* [Description of the task]: Copy the listing below in full and skip every picture.

--

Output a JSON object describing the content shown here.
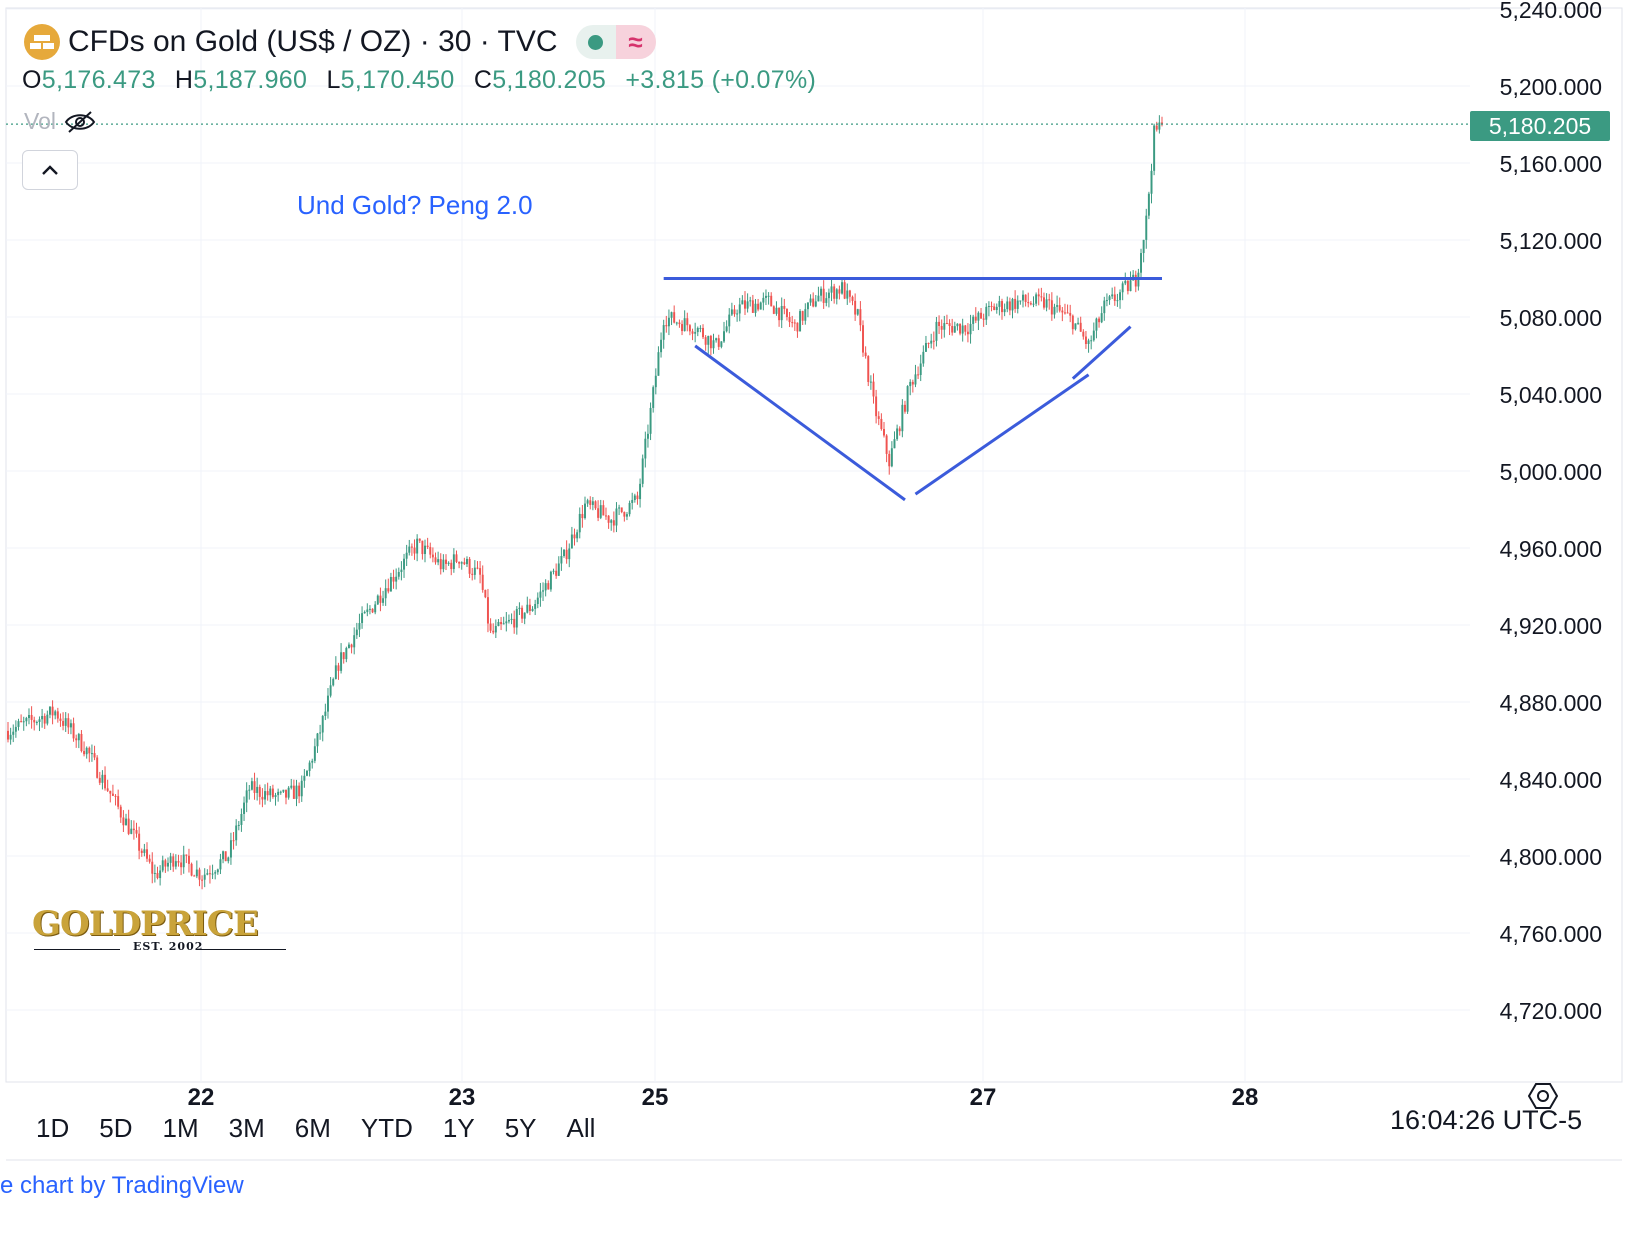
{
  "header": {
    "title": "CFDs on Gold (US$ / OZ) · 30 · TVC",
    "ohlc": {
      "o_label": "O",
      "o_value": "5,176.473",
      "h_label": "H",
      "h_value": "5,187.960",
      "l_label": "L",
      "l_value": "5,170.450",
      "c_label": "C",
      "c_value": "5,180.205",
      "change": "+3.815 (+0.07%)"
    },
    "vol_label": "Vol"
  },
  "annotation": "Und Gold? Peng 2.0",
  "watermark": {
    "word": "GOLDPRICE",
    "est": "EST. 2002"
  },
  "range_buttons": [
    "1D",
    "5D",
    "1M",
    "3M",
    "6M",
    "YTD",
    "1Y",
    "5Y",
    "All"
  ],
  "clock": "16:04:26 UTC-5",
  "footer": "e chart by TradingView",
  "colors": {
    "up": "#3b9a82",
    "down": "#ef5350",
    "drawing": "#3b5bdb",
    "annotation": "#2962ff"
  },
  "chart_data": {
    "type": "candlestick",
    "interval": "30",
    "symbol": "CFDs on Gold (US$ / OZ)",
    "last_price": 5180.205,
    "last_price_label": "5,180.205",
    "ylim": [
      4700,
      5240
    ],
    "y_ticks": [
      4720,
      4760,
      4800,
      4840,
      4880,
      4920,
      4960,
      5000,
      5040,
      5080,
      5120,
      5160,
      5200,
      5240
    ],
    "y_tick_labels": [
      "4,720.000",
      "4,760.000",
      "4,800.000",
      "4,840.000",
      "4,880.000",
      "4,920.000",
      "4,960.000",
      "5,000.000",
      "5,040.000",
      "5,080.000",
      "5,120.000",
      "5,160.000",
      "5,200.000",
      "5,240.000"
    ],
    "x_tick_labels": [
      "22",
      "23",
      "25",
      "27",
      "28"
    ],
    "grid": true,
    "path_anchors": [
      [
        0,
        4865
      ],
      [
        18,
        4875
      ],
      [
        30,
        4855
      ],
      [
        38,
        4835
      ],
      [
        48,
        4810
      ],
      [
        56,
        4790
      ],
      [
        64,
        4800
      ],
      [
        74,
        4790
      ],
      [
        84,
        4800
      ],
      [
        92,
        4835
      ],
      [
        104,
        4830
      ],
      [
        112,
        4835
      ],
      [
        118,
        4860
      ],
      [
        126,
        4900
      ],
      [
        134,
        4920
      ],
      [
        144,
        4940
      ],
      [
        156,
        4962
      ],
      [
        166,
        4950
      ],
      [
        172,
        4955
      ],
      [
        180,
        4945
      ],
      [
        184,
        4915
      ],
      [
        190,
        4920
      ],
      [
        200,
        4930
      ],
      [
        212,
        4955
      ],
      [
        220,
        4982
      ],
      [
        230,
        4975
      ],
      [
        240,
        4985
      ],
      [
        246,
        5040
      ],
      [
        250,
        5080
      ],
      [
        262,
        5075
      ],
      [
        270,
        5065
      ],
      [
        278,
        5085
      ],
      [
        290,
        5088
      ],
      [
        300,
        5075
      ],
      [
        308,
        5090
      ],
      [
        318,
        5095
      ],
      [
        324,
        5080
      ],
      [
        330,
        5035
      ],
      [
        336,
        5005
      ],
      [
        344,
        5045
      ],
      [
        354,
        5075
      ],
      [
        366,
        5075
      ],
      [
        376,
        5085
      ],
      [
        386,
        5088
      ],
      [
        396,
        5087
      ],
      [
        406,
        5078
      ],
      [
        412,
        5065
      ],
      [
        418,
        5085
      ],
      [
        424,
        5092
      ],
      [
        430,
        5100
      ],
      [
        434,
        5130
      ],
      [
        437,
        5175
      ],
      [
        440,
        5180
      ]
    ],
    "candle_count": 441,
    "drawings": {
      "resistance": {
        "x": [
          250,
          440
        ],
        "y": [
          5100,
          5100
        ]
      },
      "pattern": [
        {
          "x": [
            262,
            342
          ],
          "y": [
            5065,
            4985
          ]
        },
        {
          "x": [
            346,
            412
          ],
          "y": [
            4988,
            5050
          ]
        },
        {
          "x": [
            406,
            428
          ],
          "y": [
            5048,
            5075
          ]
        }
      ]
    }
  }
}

--

* [Task answer]:
Output a JSON object describing the content shown here.
{
  "header": {
    "title": "CFDs on Gold (US$ / OZ) · 30 · TVC",
    "ohlc": {
      "o_label": "O",
      "o_value": "5,176.473",
      "h_label": "H",
      "h_value": "5,187.960",
      "l_label": "L",
      "l_value": "5,170.450",
      "c_label": "C",
      "c_value": "5,180.205",
      "change": "+3.815 (+0.07%)"
    },
    "vol_label": "Vol"
  },
  "annotation": "Und Gold? Peng 2.0",
  "watermark": {
    "word": "GOLDPRICE",
    "est": "EST. 2002"
  },
  "range_buttons": [
    "1D",
    "5D",
    "1M",
    "3M",
    "6M",
    "YTD",
    "1Y",
    "5Y",
    "All"
  ],
  "clock": "16:04:26 UTC-5",
  "footer": "e chart by TradingView",
  "colors": {
    "up": "#3b9a82",
    "down": "#ef5350",
    "drawing": "#3b5bdb",
    "annotation": "#2962ff"
  },
  "chart_data": {
    "type": "candlestick",
    "interval": "30",
    "symbol": "CFDs on Gold (US$ / OZ)",
    "last_price": 5180.205,
    "last_price_label": "5,180.205",
    "ylim": [
      4700,
      5240
    ],
    "y_ticks": [
      4720,
      4760,
      4800,
      4840,
      4880,
      4920,
      4960,
      5000,
      5040,
      5080,
      5120,
      5160,
      5200,
      5240
    ],
    "y_tick_labels": [
      "4,720.000",
      "4,760.000",
      "4,800.000",
      "4,840.000",
      "4,880.000",
      "4,920.000",
      "4,960.000",
      "5,000.000",
      "5,040.000",
      "5,080.000",
      "5,120.000",
      "5,160.000",
      "5,200.000",
      "5,240.000"
    ],
    "x_tick_labels": [
      "22",
      "23",
      "25",
      "27",
      "28"
    ],
    "grid": true,
    "path_anchors": [
      [
        0,
        4865
      ],
      [
        18,
        4875
      ],
      [
        30,
        4855
      ],
      [
        38,
        4835
      ],
      [
        48,
        4810
      ],
      [
        56,
        4790
      ],
      [
        64,
        4800
      ],
      [
        74,
        4790
      ],
      [
        84,
        4800
      ],
      [
        92,
        4835
      ],
      [
        104,
        4830
      ],
      [
        112,
        4835
      ],
      [
        118,
        4860
      ],
      [
        126,
        4900
      ],
      [
        134,
        4920
      ],
      [
        144,
        4940
      ],
      [
        156,
        4962
      ],
      [
        166,
        4950
      ],
      [
        172,
        4955
      ],
      [
        180,
        4945
      ],
      [
        184,
        4915
      ],
      [
        190,
        4920
      ],
      [
        200,
        4930
      ],
      [
        212,
        4955
      ],
      [
        220,
        4982
      ],
      [
        230,
        4975
      ],
      [
        240,
        4985
      ],
      [
        246,
        5040
      ],
      [
        250,
        5080
      ],
      [
        262,
        5075
      ],
      [
        270,
        5065
      ],
      [
        278,
        5085
      ],
      [
        290,
        5088
      ],
      [
        300,
        5075
      ],
      [
        308,
        5090
      ],
      [
        318,
        5095
      ],
      [
        324,
        5080
      ],
      [
        330,
        5035
      ],
      [
        336,
        5005
      ],
      [
        344,
        5045
      ],
      [
        354,
        5075
      ],
      [
        366,
        5075
      ],
      [
        376,
        5085
      ],
      [
        386,
        5088
      ],
      [
        396,
        5087
      ],
      [
        406,
        5078
      ],
      [
        412,
        5065
      ],
      [
        418,
        5085
      ],
      [
        424,
        5092
      ],
      [
        430,
        5100
      ],
      [
        434,
        5130
      ],
      [
        437,
        5175
      ],
      [
        440,
        5180
      ]
    ],
    "candle_count": 441,
    "drawings": {
      "resistance": {
        "x": [
          250,
          440
        ],
        "y": [
          5100,
          5100
        ]
      },
      "pattern": [
        {
          "x": [
            262,
            342
          ],
          "y": [
            5065,
            4985
          ]
        },
        {
          "x": [
            346,
            412
          ],
          "y": [
            4988,
            5050
          ]
        },
        {
          "x": [
            406,
            428
          ],
          "y": [
            5048,
            5075
          ]
        }
      ]
    }
  }
}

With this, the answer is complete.